• **About this task**
Within the data below, tally the lines that contain "Lady" and state only the total.

• **Data supplied**

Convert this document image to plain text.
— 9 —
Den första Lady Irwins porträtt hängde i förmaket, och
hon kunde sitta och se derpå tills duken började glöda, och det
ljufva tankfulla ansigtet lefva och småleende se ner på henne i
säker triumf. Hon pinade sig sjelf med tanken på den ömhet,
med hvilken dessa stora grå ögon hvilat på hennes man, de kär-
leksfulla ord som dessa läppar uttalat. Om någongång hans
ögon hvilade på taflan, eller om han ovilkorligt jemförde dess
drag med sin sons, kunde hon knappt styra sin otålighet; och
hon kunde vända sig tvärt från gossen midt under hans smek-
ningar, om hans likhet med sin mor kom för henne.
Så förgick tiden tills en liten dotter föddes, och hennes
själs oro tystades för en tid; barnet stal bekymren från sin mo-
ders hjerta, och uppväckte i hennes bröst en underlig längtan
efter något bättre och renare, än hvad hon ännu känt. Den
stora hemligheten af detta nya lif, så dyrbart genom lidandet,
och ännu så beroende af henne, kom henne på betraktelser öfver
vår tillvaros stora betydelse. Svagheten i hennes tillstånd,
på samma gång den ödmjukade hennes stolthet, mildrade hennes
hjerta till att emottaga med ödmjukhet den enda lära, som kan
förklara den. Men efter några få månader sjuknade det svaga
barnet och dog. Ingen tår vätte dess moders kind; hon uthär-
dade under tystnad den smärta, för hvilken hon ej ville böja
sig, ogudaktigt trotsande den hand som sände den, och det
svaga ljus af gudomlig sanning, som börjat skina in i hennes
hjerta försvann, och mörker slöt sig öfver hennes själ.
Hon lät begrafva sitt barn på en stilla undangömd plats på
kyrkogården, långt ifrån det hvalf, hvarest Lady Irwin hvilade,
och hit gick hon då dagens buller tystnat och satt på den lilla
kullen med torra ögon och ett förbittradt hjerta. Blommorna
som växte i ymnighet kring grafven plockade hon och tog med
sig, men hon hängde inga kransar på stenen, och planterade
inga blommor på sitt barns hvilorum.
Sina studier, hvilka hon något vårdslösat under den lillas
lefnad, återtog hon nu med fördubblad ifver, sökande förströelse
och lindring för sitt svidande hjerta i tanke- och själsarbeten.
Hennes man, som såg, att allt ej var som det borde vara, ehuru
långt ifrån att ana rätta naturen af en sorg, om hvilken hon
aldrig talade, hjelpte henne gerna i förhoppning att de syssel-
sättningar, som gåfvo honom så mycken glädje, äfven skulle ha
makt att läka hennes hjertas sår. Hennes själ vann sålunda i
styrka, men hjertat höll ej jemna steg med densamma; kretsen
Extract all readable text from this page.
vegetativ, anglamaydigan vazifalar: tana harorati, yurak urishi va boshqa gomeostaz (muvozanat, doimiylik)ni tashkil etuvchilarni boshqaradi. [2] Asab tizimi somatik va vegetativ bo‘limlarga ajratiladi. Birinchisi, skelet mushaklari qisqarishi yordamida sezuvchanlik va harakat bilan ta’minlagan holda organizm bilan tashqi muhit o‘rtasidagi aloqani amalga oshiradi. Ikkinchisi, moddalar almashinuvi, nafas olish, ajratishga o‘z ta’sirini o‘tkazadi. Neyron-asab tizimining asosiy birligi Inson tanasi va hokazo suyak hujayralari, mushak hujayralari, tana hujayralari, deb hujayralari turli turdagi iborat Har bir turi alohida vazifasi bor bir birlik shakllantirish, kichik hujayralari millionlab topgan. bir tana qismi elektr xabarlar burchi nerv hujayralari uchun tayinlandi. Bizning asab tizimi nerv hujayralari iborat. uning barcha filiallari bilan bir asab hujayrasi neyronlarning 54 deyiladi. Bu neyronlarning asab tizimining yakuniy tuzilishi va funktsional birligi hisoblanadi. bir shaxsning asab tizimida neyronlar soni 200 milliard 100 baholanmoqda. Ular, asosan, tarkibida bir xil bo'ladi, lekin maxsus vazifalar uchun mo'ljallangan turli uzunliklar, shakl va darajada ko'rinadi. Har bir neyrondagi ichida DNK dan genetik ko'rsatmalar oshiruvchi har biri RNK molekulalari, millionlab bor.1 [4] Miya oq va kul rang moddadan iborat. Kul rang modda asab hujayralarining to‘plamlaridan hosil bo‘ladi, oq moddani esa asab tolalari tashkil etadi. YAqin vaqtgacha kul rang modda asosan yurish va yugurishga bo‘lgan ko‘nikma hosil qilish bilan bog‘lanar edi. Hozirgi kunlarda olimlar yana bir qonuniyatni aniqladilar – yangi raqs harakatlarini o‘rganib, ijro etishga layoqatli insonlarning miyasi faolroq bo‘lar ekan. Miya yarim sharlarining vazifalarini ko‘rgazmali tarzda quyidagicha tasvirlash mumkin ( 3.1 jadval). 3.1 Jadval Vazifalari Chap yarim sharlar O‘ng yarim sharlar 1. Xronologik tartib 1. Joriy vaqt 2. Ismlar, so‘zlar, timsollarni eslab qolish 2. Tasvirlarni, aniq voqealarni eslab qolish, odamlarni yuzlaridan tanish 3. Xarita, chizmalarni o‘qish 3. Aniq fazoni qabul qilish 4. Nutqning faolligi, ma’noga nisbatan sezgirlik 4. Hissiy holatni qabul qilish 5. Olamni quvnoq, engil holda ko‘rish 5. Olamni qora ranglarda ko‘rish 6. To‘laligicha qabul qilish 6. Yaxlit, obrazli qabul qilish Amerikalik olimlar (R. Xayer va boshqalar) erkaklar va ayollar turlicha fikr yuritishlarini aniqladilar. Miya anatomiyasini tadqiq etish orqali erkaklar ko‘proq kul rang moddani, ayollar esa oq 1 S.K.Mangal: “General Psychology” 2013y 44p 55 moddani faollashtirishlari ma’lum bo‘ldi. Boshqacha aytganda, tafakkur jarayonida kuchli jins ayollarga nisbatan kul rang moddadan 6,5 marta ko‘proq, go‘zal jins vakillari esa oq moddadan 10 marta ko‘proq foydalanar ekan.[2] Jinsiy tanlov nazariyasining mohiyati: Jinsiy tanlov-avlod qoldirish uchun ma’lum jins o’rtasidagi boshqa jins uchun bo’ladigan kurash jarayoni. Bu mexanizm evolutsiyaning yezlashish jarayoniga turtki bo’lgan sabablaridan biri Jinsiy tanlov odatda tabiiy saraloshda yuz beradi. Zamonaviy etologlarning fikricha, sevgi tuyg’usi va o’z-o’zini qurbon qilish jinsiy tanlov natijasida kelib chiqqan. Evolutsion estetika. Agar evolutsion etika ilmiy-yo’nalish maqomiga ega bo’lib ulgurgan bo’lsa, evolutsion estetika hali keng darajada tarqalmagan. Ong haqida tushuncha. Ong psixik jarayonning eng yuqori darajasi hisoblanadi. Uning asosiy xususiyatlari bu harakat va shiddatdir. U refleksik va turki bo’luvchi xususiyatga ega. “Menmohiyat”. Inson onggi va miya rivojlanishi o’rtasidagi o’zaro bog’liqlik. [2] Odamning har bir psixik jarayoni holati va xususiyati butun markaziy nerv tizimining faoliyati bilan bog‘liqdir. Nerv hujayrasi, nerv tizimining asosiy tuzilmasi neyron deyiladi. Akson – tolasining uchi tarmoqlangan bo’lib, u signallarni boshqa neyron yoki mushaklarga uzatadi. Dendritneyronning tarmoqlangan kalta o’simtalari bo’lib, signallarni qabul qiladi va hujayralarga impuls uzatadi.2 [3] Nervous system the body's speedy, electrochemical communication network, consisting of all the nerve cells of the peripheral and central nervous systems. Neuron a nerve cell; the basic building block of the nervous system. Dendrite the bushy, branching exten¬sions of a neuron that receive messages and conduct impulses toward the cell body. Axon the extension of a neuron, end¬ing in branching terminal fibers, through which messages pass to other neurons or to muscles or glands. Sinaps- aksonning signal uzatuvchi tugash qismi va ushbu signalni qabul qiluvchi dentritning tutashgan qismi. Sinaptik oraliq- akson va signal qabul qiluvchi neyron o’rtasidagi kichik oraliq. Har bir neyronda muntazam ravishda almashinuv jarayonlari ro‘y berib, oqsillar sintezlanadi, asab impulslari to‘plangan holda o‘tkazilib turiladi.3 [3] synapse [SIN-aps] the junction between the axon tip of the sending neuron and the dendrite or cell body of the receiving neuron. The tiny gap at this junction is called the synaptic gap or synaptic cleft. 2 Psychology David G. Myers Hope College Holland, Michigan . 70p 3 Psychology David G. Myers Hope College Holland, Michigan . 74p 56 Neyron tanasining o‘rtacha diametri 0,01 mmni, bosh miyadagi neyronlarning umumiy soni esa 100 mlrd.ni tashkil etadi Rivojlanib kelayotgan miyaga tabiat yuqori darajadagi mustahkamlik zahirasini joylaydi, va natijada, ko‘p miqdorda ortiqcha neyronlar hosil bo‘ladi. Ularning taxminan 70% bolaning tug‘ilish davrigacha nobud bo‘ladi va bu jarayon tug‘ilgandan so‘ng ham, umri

• **Answer box**
2